* _Task to complete_:
Transcribe all of the records word for word, but omit the pictures.
--- START ---
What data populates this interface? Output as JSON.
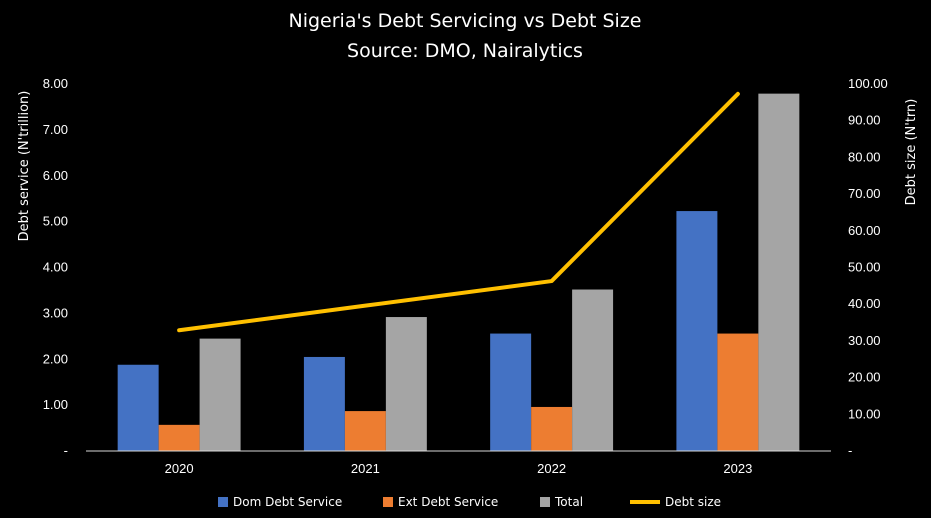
{
  "chart_data": {
    "type": "bar",
    "title": "Nigeria's Debt Servicing vs Debt Size",
    "subtitle": "Source: DMO, Nairalytics",
    "categories": [
      "2020",
      "2021",
      "2022",
      "2023"
    ],
    "ylabel": "Debt service (N'trillion)",
    "ylabel_right": "Debt size (N'trn)",
    "ylim": [
      0,
      8
    ],
    "ylim_right": [
      0,
      100
    ],
    "y_ticks": [
      "-",
      "1.00",
      "2.00",
      "3.00",
      "4.00",
      "5.00",
      "6.00",
      "7.00",
      "8.00"
    ],
    "y_right_ticks": [
      "-",
      "10.00",
      "20.00",
      "30.00",
      "40.00",
      "50.00",
      "60.00",
      "70.00",
      "80.00",
      "90.00",
      "100.00"
    ],
    "grid": false,
    "legend_position": "bottom",
    "series": [
      {
        "name": "Dom Debt Service",
        "type": "bar",
        "axis": "left",
        "color": "#4472C4",
        "values": [
          1.88,
          2.05,
          2.56,
          5.23
        ]
      },
      {
        "name": "Ext Debt Service",
        "type": "bar",
        "axis": "left",
        "color": "#ED7D31",
        "values": [
          0.57,
          0.87,
          0.96,
          2.56
        ]
      },
      {
        "name": "Total",
        "type": "bar",
        "axis": "left",
        "color": "#A5A5A5",
        "values": [
          2.45,
          2.92,
          3.52,
          7.79
        ]
      },
      {
        "name": "Debt size",
        "type": "line",
        "axis": "right",
        "color": "#FFC000",
        "values": [
          32.9,
          39.6,
          46.3,
          97.3
        ]
      }
    ]
  }
}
--- END ---
* _Worked solution_:
What data populates this interface? Output as JSON.
{
  "chart_data": {
    "type": "bar",
    "title": "Nigeria's Debt Servicing vs Debt Size",
    "subtitle": "Source: DMO, Nairalytics",
    "categories": [
      "2020",
      "2021",
      "2022",
      "2023"
    ],
    "ylabel": "Debt service (N'trillion)",
    "ylabel_right": "Debt size (N'trn)",
    "ylim": [
      0,
      8
    ],
    "ylim_right": [
      0,
      100
    ],
    "y_ticks": [
      "-",
      "1.00",
      "2.00",
      "3.00",
      "4.00",
      "5.00",
      "6.00",
      "7.00",
      "8.00"
    ],
    "y_right_ticks": [
      "-",
      "10.00",
      "20.00",
      "30.00",
      "40.00",
      "50.00",
      "60.00",
      "70.00",
      "80.00",
      "90.00",
      "100.00"
    ],
    "grid": false,
    "legend_position": "bottom",
    "series": [
      {
        "name": "Dom Debt Service",
        "type": "bar",
        "axis": "left",
        "color": "#4472C4",
        "values": [
          1.88,
          2.05,
          2.56,
          5.23
        ]
      },
      {
        "name": "Ext Debt Service",
        "type": "bar",
        "axis": "left",
        "color": "#ED7D31",
        "values": [
          0.57,
          0.87,
          0.96,
          2.56
        ]
      },
      {
        "name": "Total",
        "type": "bar",
        "axis": "left",
        "color": "#A5A5A5",
        "values": [
          2.45,
          2.92,
          3.52,
          7.79
        ]
      },
      {
        "name": "Debt size",
        "type": "line",
        "axis": "right",
        "color": "#FFC000",
        "values": [
          32.9,
          39.6,
          46.3,
          97.3
        ]
      }
    ]
  }
}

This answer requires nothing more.